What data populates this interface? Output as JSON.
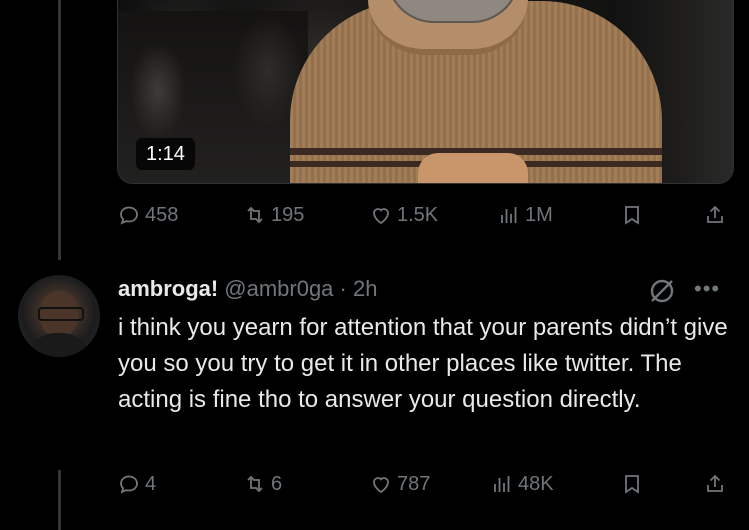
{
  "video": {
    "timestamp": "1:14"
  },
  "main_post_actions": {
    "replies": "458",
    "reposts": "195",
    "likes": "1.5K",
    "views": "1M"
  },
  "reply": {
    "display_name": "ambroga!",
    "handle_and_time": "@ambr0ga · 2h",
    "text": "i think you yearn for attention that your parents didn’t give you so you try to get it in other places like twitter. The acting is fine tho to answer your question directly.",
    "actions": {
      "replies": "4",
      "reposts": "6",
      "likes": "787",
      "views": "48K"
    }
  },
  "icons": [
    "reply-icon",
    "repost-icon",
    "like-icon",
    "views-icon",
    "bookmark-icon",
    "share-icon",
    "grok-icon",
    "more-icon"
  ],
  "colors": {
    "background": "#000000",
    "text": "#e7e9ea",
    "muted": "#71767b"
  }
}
——
Aim:
In the copy, include no pictures; restate the listing above exactly.

Solution to the exercise:
What data populates this interface? Output as JSON.
{
  "video": {
    "timestamp": "1:14"
  },
  "main_post_actions": {
    "replies": "458",
    "reposts": "195",
    "likes": "1.5K",
    "views": "1M"
  },
  "reply": {
    "display_name": "ambroga!",
    "handle_and_time": "@ambr0ga · 2h",
    "text": "i think you yearn for attention that your parents didn’t give you so you try to get it in other places like twitter. The acting is fine tho to answer your question directly.",
    "actions": {
      "replies": "4",
      "reposts": "6",
      "likes": "787",
      "views": "48K"
    }
  },
  "icons": [
    "reply-icon",
    "repost-icon",
    "like-icon",
    "views-icon",
    "bookmark-icon",
    "share-icon",
    "grok-icon",
    "more-icon"
  ],
  "colors": {
    "background": "#000000",
    "text": "#e7e9ea",
    "muted": "#71767b"
  }
}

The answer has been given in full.